■ THE REQUEST
Find every line in the records below that holds the word "like", and copy each one.

Data entries
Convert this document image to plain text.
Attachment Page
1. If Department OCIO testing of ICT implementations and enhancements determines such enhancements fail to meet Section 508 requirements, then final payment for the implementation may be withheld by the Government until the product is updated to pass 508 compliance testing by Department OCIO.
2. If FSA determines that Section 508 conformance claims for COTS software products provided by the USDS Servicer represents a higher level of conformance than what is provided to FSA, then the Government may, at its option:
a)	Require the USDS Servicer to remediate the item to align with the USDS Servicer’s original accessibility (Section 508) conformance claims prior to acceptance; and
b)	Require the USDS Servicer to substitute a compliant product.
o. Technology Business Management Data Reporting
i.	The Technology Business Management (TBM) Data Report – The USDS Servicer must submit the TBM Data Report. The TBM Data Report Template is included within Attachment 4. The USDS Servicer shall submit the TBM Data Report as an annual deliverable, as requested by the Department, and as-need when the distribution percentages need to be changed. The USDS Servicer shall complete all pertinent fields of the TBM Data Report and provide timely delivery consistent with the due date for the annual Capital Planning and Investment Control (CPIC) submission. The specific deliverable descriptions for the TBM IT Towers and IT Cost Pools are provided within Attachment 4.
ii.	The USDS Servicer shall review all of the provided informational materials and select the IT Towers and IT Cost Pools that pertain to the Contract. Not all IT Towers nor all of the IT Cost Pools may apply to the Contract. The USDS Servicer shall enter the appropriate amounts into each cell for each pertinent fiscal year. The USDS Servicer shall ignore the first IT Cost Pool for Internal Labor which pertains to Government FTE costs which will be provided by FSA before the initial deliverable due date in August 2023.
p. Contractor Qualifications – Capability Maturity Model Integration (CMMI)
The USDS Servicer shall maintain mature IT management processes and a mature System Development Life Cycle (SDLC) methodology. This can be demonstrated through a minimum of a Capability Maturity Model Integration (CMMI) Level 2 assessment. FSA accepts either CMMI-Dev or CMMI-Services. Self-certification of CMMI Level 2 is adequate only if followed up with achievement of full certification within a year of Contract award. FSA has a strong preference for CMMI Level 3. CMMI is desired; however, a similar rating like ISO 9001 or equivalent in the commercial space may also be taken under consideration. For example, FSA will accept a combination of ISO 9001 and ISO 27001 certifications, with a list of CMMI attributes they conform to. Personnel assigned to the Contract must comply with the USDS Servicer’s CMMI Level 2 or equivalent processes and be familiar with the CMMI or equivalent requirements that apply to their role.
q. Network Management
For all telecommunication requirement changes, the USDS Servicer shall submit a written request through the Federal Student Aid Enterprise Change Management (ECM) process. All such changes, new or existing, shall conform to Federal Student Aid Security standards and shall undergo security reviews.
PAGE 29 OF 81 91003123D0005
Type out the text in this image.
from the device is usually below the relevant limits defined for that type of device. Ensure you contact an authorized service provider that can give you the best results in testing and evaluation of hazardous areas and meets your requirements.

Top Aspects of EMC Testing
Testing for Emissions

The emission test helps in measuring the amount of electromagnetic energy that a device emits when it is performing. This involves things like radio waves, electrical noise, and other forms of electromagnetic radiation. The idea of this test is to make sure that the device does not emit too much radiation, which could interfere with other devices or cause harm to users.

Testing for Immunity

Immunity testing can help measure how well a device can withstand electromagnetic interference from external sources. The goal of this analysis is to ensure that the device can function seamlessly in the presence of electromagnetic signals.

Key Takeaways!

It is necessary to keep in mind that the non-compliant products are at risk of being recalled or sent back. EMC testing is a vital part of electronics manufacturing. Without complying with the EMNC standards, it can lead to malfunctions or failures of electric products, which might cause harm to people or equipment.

■ THE REPLY
The USDS Servicer shall maintain mature IT management processes and a mature System Development Life Cycle (SDLC) methodology. This can be demonstrated through a minimum of a Capability Maturity Model Integration (CMMI) Level 2 assessment. FSA accepts either CMMI-Dev or CMMI-Services. Self-certification of CMMI Level 2 is adequate only if followed up with achievement of full certification within a year of Contract award. FSA has a strong preference for CMMI Level 3. CMMI is desired; however, a similar rating like ISO 9001 or equivalent in the commercial space may also be taken under consideration. For example, FSA will accept a combination of ISO 9001 and ISO 27001 certifications, with a list of CMMI attributes they conform to. Personnel assigned to the Contract must comply with the USDS Servicer’s CMMI Level 2 or equivalent processes and be familiar with the CMMI or equivalent requirements that apply to their role.
The emission test helps in measuring the amount of electromagnetic energy that a device emits when it is performing. This involves things like radio waves, electrical noise, and other forms of electromagnetic radiation. The idea of this test is to make sure that the device does not emit too much radiation, which could interfere with other devices or cause harm to users.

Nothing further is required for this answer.